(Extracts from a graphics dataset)
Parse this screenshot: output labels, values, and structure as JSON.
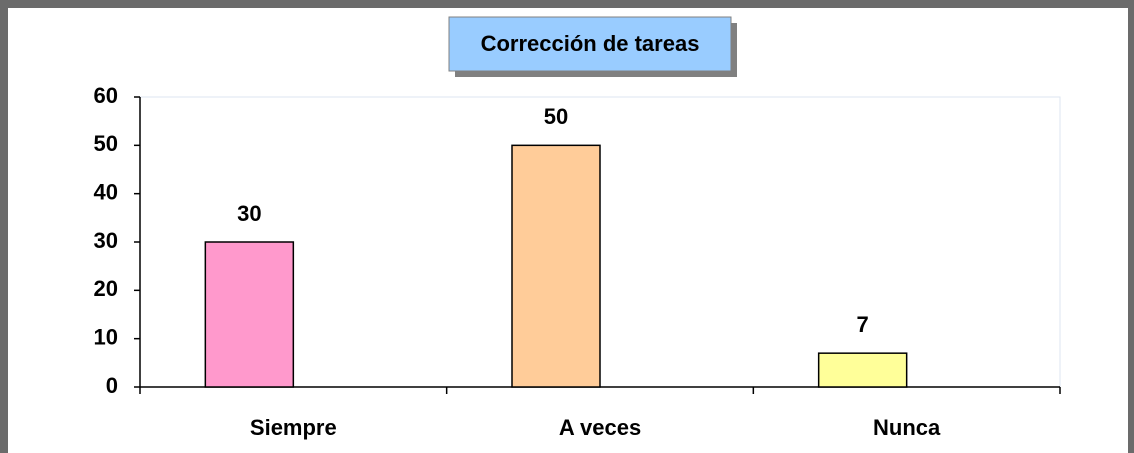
{
  "chart_data": {
    "type": "bar",
    "title": "Corrección de tareas",
    "categories": [
      "Siempre",
      "A veces",
      "Nunca"
    ],
    "values": [
      30,
      50,
      7
    ],
    "colors": [
      "#ff99cc",
      "#ffcc99",
      "#ffff99"
    ],
    "ylim": [
      0,
      60
    ],
    "yticks": [
      0,
      10,
      20,
      30,
      40,
      50,
      60
    ],
    "grid": false
  }
}
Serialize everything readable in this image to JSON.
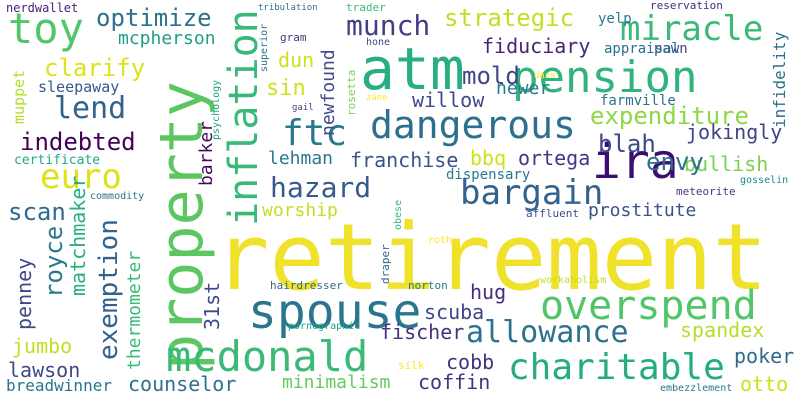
{
  "words": [
    {
      "t": "retirement",
      "c": "#f0e12a"
    },
    {
      "t": "property",
      "c": "#5cc661"
    },
    {
      "t": "atm",
      "c": "#28ae80"
    },
    {
      "t": "pension",
      "c": "#2fb47c"
    },
    {
      "t": "spouse",
      "c": "#2a768e"
    },
    {
      "t": "overspend",
      "c": "#52c569"
    },
    {
      "t": "mcdonald",
      "c": "#3aba76"
    },
    {
      "t": "inflation",
      "c": "#38b977"
    },
    {
      "t": "dangerous",
      "c": "#2d708e"
    },
    {
      "t": "ira",
      "c": "#3b0f70"
    },
    {
      "t": "ftc",
      "c": "#2a788e"
    },
    {
      "t": "bargain",
      "c": "#33638d"
    },
    {
      "t": "charitable",
      "c": "#25ac82"
    },
    {
      "t": "allowance",
      "c": "#2c728e"
    },
    {
      "t": "toy",
      "c": "#52c569"
    },
    {
      "t": "miracle",
      "c": "#3aba76"
    },
    {
      "t": "euro",
      "c": "#dde318"
    },
    {
      "t": "hazard",
      "c": "#375a8c"
    },
    {
      "t": "exemption",
      "c": "#33638d"
    },
    {
      "t": "munch",
      "c": "#433e85"
    },
    {
      "t": "lend",
      "c": "#33638d"
    },
    {
      "t": "expenditure",
      "c": "#8fd744"
    },
    {
      "t": "strategic",
      "c": "#c2df23"
    },
    {
      "t": "optimize",
      "c": "#2c728e"
    },
    {
      "t": "clarify",
      "c": "#dde318"
    },
    {
      "t": "indebted",
      "c": "#440154"
    },
    {
      "t": "fiduciary",
      "c": "#482677"
    },
    {
      "t": "mold",
      "c": "#404688"
    },
    {
      "t": "willow",
      "c": "#3e4a89"
    },
    {
      "t": "blah",
      "c": "#3e4989"
    },
    {
      "t": "jokingly",
      "c": "#414487"
    },
    {
      "t": "bullish",
      "c": "#7ad151"
    },
    {
      "t": "envy",
      "c": "#2d708e"
    },
    {
      "t": "franchise",
      "c": "#3b528b"
    },
    {
      "t": "bbq",
      "c": "#d0e11c"
    },
    {
      "t": "ortega",
      "c": "#453781"
    },
    {
      "t": "lehman",
      "c": "#2a788e"
    },
    {
      "t": "prostitute",
      "c": "#3b528b"
    },
    {
      "t": "scan",
      "c": "#31688e"
    },
    {
      "t": "worship",
      "c": "#c2df23"
    },
    {
      "t": "mcpherson",
      "c": "#1f9e89"
    },
    {
      "t": "newfound",
      "c": "#3e4a89"
    },
    {
      "t": "dun",
      "c": "#d0e11c"
    },
    {
      "t": "sin",
      "c": "#d0e11c"
    },
    {
      "t": "newer",
      "c": "#2a788e"
    },
    {
      "t": "royce",
      "c": "#2a788e"
    },
    {
      "t": "matchmaker",
      "c": "#2ab07f"
    },
    {
      "t": "hug",
      "c": "#472d7b"
    },
    {
      "t": "scuba",
      "c": "#404688"
    },
    {
      "t": "fischer",
      "c": "#46327e"
    },
    {
      "t": "cobb",
      "c": "#46327e"
    },
    {
      "t": "poker",
      "c": "#31688e"
    },
    {
      "t": "spandex",
      "c": "#b5de2b"
    },
    {
      "t": "coffin",
      "c": "#46327e"
    },
    {
      "t": "counselor",
      "c": "#2c718e"
    },
    {
      "t": "minimalism",
      "c": "#65cb5e"
    },
    {
      "t": "otto",
      "c": "#d0e11c"
    },
    {
      "t": "lawson",
      "c": "#3e4989"
    },
    {
      "t": "breadwinner",
      "c": "#2c728e"
    },
    {
      "t": "jumbo",
      "c": "#c2df23"
    },
    {
      "t": "penney",
      "c": "#3e4989"
    },
    {
      "t": "thermometer",
      "c": "#3aba76"
    },
    {
      "t": "31st",
      "c": "#3e4989"
    },
    {
      "t": "barker",
      "c": "#46085c"
    },
    {
      "t": "dispensary",
      "c": "#2a788e"
    },
    {
      "t": "pawn",
      "c": "#3e4a89"
    },
    {
      "t": "yelp",
      "c": "#2a788e"
    },
    {
      "t": "appraisal",
      "c": "#2d708e"
    },
    {
      "t": "infidelity",
      "c": "#2c718e"
    },
    {
      "t": "farmville",
      "c": "#2c718e"
    },
    {
      "t": "certificate",
      "c": "#22a884"
    },
    {
      "t": "sleepaway",
      "c": "#38588c"
    },
    {
      "t": "muppet",
      "c": "#b5de2b"
    },
    {
      "t": "nerdwallet",
      "c": "#482173"
    },
    {
      "t": "tribulation",
      "c": "#2c718e"
    },
    {
      "t": "trader",
      "c": "#3aba76"
    },
    {
      "t": "reservation",
      "c": "#472d7b"
    },
    {
      "t": "superior",
      "c": "#2c718e"
    },
    {
      "t": "gram",
      "c": "#443983"
    },
    {
      "t": "hone",
      "c": "#3e4989"
    },
    {
      "t": "rosetta",
      "c": "#7ad151"
    },
    {
      "t": "dazs",
      "c": "#fde725"
    },
    {
      "t": "zane",
      "c": "#fde725"
    },
    {
      "t": "psychology",
      "c": "#20a386"
    },
    {
      "t": "gail",
      "c": "#3e4989"
    },
    {
      "t": "commodity",
      "c": "#2c718e"
    },
    {
      "t": "meteorite",
      "c": "#453781"
    },
    {
      "t": "gosselin",
      "c": "#23888e"
    },
    {
      "t": "obese",
      "c": "#38b977"
    },
    {
      "t": "affluent",
      "c": "#3e4a89"
    },
    {
      "t": "roth",
      "c": "#fde725"
    },
    {
      "t": "draper",
      "c": "#31688e"
    },
    {
      "t": "workaholism",
      "c": "#c2df23"
    },
    {
      "t": "hairdresser",
      "c": "#31688e"
    },
    {
      "t": "norton",
      "c": "#2a788e"
    },
    {
      "t": "pornographic",
      "c": "#20a386"
    },
    {
      "t": "silk",
      "c": "#fde725"
    },
    {
      "t": "embezzlement",
      "c": "#2a788e"
    }
  ]
}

- WHAT TO WORK ON: State how many lines of the listing hold the string "values"; reply with the number and nothing else.

- OUTPUT OF THE EXERCISE: 2